**Directions**: Put every line of the items below into a JSON list of strings, one string per line, leaving out any blank lines.

Layout records:

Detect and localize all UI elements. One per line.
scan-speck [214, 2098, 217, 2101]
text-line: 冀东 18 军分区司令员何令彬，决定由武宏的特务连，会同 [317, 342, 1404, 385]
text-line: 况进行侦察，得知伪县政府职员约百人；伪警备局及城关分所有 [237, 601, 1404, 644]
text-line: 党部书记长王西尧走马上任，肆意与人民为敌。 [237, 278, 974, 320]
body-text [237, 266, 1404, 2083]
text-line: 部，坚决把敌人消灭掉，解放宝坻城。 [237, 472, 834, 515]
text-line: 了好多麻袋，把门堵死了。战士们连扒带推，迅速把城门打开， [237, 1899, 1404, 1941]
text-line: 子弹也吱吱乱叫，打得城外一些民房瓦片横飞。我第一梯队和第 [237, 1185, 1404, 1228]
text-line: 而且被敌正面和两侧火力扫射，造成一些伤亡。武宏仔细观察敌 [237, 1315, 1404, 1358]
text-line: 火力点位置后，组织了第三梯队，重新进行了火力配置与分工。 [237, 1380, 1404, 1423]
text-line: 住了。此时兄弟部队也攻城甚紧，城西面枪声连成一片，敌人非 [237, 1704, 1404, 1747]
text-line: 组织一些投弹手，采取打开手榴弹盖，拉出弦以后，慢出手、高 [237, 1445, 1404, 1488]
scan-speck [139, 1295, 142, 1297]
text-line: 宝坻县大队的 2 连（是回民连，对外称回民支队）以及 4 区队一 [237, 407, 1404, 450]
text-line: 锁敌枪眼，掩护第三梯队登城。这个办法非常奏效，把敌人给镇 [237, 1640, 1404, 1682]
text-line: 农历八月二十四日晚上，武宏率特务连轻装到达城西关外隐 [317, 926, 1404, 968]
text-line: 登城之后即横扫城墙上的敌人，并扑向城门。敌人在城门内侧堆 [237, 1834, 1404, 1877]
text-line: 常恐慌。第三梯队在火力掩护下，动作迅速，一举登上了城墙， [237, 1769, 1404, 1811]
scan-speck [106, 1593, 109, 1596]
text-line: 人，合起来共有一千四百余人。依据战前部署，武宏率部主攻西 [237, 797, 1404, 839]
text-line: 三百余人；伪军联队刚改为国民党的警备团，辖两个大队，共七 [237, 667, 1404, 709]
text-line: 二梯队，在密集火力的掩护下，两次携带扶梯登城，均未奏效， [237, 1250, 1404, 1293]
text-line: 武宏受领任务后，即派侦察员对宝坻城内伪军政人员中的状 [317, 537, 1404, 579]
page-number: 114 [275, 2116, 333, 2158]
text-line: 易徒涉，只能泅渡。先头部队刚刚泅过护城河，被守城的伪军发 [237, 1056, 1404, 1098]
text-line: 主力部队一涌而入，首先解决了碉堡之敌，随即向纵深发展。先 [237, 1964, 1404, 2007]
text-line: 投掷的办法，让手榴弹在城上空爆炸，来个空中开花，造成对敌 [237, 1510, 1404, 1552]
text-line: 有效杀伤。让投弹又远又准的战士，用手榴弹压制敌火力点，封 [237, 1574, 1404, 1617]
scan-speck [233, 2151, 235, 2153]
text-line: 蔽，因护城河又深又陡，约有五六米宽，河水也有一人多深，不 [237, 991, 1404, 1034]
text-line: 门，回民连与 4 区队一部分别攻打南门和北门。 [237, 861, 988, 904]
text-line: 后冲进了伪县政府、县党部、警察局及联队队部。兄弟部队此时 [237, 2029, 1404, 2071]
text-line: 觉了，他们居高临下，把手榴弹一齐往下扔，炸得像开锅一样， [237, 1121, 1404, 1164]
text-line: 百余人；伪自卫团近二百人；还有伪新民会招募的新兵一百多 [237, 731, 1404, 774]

**Task answer**:
[
  "Detect and localize all UI elements. One per line.",
  "scan-speck [214, 2098, 217, 2101]",
  "text-line: 冀东 18 军分区司令员何令彬，决定由武宏的特务连，会同 [317, 342, 1404, 385]",
  "text-line: 况进行侦察，得知伪县政府职员约百人；伪警备局及城关分所有 [237, 601, 1404, 644]",
  "text-line: 党部书记长王西尧走马上任，肆意与人民为敌。 [237, 278, 974, 320]",
  "body-text [237, 266, 1404, 2083]",
  "text-line: 部，坚决把敌人消灭掉，解放宝坻城。 [237, 472, 834, 515]",
  "text-line: 了好多麻袋，把门堵死了。战士们连扒带推，迅速把城门打开， [237, 1899, 1404, 1941]",
  "text-line: 子弹也吱吱乱叫，打得城外一些民房瓦片横飞。我第一梯队和第 [237, 1185, 1404, 1228]",
  "text-line: 而且被敌正面和两侧火力扫射，造成一些伤亡。武宏仔细观察敌 [237, 1315, 1404, 1358]",
  "text-line: 火力点位置后，组织了第三梯队，重新进行了火力配置与分工。 [237, 1380, 1404, 1423]",
  "text-line: 住了。此时兄弟部队也攻城甚紧，城西面枪声连成一片，敌人非 [237, 1704, 1404, 1747]",
  "text-line: 组织一些投弹手，采取打开手榴弹盖，拉出弦以后，慢出手、高 [237, 1445, 1404, 1488]",
  "scan-speck [139, 1295, 142, 1297]",
  "text-line: 宝坻县大队的 2 连（是回民连，对外称回民支队）以及 4 区队一 [237, 407, 1404, 450]",
  "text-line: 锁敌枪眼，掩护第三梯队登城。这个办法非常奏效，把敌人给镇 [237, 1640, 1404, 1682]",
  "text-line: 农历八月二十四日晚上，武宏率特务连轻装到达城西关外隐 [317, 926, 1404, 968]",
  "text-line: 登城之后即横扫城墙上的敌人，并扑向城门。敌人在城门内侧堆 [237, 1834, 1404, 1877]",
  "text-line: 常恐慌。第三梯队在火力掩护下，动作迅速，一举登上了城墙， [237, 1769, 1404, 1811]",
  "scan-speck [106, 1593, 109, 1596]",
  "text-line: 人，合起来共有一千四百余人。依据战前部署，武宏率部主攻西 [237, 797, 1404, 839]",
  "text-line: 三百余人；伪军联队刚改为国民党的警备团，辖两个大队，共七 [237, 667, 1404, 709]",
  "text-line: 二梯队，在密集火力的掩护下，两次携带扶梯登城，均未奏效， [237, 1250, 1404, 1293]",
  "text-line: 武宏受领任务后，即派侦察员对宝坻城内伪军政人员中的状 [317, 537, 1404, 579]",
  "page-number: 114 [275, 2116, 333, 2158]",
  "text-line: 易徒涉，只能泅渡。先头部队刚刚泅过护城河，被守城的伪军发 [237, 1056, 1404, 1098]",
  "text-line: 主力部队一涌而入，首先解决了碉堡之敌，随即向纵深发展。先 [237, 1964, 1404, 2007]",
  "text-line: 投掷的办法，让手榴弹在城上空爆炸，来个空中开花，造成对敌 [237, 1510, 1404, 1552]",
  "text-line: 有效杀伤。让投弹又远又准的战士，用手榴弹压制敌火力点，封 [237, 1574, 1404, 1617]",
  "scan-speck [233, 2151, 235, 2153]",
  "text-line: 蔽，因护城河又深又陡，约有五六米宽，河水也有一人多深，不 [237, 991, 1404, 1034]",
  "text-line: 门，回民连与 4 区队一部分别攻打南门和北门。 [237, 861, 988, 904]",
  "text-line: 后冲进了伪县政府、县党部、警察局及联队队部。兄弟部队此时 [237, 2029, 1404, 2071]",
  "text-line: 觉了，他们居高临下，把手榴弹一齐往下扔，炸得像开锅一样， [237, 1121, 1404, 1164]",
  "text-line: 百余人；伪自卫团近二百人；还有伪新民会招募的新兵一百多 [237, 731, 1404, 774]"
]